#### [WHAT YOU ARE ASKED TO DO]
Write out all of the data exactly as it appears.

#### [DATA LISTING]
+++++
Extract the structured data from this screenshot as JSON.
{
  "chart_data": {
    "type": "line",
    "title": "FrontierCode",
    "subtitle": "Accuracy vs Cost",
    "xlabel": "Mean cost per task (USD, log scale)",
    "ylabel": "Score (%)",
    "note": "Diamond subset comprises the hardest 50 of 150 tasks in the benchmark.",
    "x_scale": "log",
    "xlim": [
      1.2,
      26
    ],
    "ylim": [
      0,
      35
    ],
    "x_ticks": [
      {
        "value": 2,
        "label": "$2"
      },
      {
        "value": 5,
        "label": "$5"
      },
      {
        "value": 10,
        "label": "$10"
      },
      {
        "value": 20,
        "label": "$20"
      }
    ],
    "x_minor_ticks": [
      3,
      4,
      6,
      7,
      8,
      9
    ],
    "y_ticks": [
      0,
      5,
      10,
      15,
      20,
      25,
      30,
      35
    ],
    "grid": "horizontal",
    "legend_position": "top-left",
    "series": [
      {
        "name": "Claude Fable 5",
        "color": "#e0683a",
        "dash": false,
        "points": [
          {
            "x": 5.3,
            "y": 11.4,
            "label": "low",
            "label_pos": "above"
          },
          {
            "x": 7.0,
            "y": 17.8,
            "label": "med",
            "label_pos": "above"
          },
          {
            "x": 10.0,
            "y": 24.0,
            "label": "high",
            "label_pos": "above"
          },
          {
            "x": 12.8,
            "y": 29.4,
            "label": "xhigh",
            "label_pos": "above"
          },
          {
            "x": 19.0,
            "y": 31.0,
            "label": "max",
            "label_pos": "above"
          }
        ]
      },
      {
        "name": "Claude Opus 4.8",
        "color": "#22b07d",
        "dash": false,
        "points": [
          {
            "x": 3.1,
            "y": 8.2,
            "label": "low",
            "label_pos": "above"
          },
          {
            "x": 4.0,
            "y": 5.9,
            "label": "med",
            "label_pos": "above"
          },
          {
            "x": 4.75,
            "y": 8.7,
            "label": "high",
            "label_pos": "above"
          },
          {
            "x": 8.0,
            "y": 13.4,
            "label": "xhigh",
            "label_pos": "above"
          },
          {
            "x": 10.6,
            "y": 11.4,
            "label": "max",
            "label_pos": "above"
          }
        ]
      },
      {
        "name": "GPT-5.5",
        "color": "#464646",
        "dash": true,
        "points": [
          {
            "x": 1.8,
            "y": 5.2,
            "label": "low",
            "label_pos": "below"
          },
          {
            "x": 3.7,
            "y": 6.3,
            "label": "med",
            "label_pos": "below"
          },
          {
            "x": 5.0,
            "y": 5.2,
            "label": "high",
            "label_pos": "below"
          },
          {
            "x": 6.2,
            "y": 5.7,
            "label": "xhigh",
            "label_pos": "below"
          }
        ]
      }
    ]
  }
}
+++++
#### [CORRECT RESPONSE]
Extract the structured data from this screenshot as JSON.
{
  "chart_data": {
    "type": "line",
    "title": "FrontierCode",
    "subtitle": "Accuracy vs Cost",
    "xlabel": "Mean cost per task (USD, log scale)",
    "ylabel": "Score (%)",
    "note": "Diamond subset comprises the hardest 50 of 150 tasks in the benchmark.",
    "x_scale": "log",
    "xlim": [
      1.2,
      26
    ],
    "ylim": [
      0,
      35
    ],
    "x_ticks": [
      {
        "value": 2,
        "label": "$2"
      },
      {
        "value": 5,
        "label": "$5"
      },
      {
        "value": 10,
        "label": "$10"
      },
      {
        "value": 20,
        "label": "$20"
      }
    ],
    "x_minor_ticks": [
      3,
      4,
      6,
      7,
      8,
      9
    ],
    "y_ticks": [
      0,
      5,
      10,
      15,
      20,
      25,
      30,
      35
    ],
    "grid": "horizontal",
    "legend_position": "top-left",
    "series": [
      {
        "name": "Claude Fable 5",
        "color": "#e0683a",
        "dash": false,
        "points": [
          {
            "x": 5.3,
            "y": 11.4,
            "label": "low",
            "label_pos": "above"
          },
          {
            "x": 7.0,
            "y": 17.8,
            "label": "med",
            "label_pos": "above"
          },
          {
            "x": 10.0,
            "y": 24.0,
            "label": "high",
            "label_pos": "above"
          },
          {
            "x": 12.8,
            "y": 29.4,
            "label": "xhigh",
            "label_pos": "above"
          },
          {
            "x": 19.0,
            "y": 31.0,
            "label": "max",
            "label_pos": "above"
          }
        ]
      },
      {
        "name": "Claude Opus 4.8",
        "color": "#22b07d",
        "dash": false,
        "points": [
          {
            "x": 3.1,
            "y": 8.2,
            "label": "low",
            "label_pos": "above"
          },
          {
            "x": 4.0,
            "y": 5.9,
            "label": "med",
            "label_pos": "above"
          },
          {
            "x": 4.75,
            "y": 8.7,
            "label": "high",
            "label_pos": "above"
          },
          {
            "x": 8.0,
            "y": 13.4,
            "label": "xhigh",
            "label_pos": "above"
          },
          {
            "x": 10.6,
            "y": 11.4,
            "label": "max",
            "label_pos": "above"
          }
        ]
      },
      {
        "name": "GPT-5.5",
        "color": "#464646",
        "dash": true,
        "points": [
          {
            "x": 1.8,
            "y": 5.2,
            "label": "low",
            "label_pos": "below"
          },
          {
            "x": 3.7,
            "y": 6.3,
            "label": "med",
            "label_pos": "below"
          },
          {
            "x": 5.0,
            "y": 5.2,
            "label": "high",
            "label_pos": "below"
          },
          {
            "x": 6.2,
            "y": 5.7,
            "label": "xhigh",
            "label_pos": "below"
          }
        ]
      }
    ]
  }
}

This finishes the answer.